Pick out each line of the records in which the word "name" appears.

_INPUT MATERIAL_

— BEGIN —

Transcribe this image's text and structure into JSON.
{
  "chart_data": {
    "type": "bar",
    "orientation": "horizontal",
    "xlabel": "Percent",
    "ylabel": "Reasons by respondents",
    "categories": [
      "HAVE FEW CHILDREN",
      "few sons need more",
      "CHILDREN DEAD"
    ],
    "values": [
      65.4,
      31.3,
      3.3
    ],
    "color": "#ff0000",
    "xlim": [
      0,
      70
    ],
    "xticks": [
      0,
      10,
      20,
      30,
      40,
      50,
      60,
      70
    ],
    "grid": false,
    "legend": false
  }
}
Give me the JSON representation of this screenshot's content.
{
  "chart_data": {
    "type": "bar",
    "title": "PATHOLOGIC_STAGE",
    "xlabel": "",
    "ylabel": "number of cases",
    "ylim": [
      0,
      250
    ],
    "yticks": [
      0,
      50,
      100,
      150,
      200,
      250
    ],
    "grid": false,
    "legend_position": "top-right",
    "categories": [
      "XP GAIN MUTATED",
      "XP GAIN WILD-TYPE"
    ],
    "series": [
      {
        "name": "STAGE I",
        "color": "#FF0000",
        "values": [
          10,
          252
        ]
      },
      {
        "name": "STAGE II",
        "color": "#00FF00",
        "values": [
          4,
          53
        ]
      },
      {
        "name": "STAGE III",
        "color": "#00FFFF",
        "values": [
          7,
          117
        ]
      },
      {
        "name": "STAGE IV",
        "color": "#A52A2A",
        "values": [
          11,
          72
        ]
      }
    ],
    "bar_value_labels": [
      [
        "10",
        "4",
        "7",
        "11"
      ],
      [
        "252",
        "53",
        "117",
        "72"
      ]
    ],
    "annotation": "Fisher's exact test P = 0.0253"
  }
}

— END —

_ANSWER FOR THE TASK_
        "name": "STAGE I",
        "name": "STAGE II",
        "name": "STAGE III",
        "name": "STAGE IV",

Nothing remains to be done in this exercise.